**TASK TO CARRY OUT:** Compile every line that includes the word "screenshot".

**Dataset rows:**
⁂
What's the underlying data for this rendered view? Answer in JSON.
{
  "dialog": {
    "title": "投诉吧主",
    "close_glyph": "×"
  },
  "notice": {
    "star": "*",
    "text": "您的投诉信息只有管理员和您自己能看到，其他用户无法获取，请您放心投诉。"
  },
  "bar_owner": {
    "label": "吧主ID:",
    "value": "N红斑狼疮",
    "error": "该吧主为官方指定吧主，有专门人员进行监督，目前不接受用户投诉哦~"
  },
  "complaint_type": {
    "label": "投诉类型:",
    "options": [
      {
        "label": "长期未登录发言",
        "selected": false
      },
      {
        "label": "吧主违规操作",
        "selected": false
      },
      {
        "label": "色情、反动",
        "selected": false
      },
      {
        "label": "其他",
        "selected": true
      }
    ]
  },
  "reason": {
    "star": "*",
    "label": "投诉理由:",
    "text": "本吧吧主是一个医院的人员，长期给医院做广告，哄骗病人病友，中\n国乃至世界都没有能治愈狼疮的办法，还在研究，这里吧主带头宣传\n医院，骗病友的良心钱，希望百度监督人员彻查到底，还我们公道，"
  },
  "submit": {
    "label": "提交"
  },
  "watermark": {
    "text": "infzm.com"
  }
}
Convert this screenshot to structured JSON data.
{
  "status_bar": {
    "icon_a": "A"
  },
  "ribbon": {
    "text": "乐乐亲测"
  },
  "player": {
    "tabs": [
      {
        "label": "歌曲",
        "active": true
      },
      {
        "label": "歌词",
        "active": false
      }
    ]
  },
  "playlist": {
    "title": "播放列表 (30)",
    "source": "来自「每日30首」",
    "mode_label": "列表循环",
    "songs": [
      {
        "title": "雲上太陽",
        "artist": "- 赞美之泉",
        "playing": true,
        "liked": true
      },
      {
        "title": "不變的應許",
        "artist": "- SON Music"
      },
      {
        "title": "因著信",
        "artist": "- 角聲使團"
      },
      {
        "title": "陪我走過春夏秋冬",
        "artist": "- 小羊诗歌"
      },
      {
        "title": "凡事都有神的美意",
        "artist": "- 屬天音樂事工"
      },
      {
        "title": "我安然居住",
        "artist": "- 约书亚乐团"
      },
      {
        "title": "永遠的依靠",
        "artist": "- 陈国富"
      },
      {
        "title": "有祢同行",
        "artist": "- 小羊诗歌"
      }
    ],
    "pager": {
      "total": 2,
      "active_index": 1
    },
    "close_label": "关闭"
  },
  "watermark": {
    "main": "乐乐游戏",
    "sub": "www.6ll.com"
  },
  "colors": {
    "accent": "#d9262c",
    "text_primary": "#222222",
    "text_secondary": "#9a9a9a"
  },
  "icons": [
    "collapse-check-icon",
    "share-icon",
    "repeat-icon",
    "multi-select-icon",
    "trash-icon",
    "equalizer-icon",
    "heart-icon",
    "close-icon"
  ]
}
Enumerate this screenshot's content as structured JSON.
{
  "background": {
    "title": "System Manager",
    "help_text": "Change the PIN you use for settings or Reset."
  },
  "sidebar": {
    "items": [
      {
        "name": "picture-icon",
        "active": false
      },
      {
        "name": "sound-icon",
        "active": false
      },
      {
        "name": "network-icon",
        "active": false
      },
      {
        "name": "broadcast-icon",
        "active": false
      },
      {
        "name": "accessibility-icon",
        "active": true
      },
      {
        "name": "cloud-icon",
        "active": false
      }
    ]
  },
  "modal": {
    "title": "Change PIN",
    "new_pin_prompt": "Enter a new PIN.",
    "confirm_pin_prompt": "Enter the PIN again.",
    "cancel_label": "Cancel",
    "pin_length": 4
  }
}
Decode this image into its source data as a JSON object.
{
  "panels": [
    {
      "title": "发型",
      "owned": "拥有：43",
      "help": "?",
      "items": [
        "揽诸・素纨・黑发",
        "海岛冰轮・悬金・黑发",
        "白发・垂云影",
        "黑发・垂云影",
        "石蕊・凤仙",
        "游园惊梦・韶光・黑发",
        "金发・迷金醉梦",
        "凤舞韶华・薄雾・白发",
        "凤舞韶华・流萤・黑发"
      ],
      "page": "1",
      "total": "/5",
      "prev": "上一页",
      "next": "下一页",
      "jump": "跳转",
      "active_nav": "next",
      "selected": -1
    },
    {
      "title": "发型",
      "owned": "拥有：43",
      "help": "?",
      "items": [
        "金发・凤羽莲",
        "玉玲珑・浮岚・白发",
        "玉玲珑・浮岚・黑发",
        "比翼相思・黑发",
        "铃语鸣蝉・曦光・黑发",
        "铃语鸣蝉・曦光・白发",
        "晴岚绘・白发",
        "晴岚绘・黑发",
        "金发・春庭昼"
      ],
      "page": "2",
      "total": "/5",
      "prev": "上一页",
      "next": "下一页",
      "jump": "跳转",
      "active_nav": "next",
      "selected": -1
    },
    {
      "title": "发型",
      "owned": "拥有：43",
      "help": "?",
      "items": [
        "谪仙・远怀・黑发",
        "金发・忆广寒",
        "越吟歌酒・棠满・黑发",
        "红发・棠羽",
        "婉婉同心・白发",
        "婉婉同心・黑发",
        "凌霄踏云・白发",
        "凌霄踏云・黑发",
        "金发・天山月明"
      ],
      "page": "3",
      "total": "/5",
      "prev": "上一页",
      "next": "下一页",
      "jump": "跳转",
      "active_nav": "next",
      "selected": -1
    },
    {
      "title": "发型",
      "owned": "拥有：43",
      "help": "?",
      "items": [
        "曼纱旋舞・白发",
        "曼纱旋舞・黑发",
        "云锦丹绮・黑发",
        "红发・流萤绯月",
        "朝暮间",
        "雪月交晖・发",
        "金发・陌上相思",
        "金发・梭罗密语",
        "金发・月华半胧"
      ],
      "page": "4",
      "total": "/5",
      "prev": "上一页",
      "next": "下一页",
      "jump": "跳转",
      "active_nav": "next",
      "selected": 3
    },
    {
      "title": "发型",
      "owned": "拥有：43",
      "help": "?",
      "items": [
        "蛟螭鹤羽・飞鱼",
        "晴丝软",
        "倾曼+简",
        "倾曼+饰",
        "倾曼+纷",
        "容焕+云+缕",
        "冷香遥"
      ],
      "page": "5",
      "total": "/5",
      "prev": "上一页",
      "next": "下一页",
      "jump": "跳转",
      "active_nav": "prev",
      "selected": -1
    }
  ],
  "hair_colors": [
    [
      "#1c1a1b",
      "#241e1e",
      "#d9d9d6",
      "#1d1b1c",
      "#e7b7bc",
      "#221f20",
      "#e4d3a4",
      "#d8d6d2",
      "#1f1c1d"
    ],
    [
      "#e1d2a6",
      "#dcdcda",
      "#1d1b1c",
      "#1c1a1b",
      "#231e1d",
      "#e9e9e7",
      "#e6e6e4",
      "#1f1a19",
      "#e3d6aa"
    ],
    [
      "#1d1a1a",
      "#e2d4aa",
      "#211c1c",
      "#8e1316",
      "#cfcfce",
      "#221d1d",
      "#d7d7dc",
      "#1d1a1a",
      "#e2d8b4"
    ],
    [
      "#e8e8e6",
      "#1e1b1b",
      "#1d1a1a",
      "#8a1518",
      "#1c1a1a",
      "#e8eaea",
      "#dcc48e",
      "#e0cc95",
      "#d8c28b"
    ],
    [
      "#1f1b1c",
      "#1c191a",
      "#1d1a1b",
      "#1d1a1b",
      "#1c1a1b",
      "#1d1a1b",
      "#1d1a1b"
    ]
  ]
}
⁂
**THE RESPONSE:**
Convert this screenshot to structured JSON data.
Enumerate this screenshot's content as structured JSON.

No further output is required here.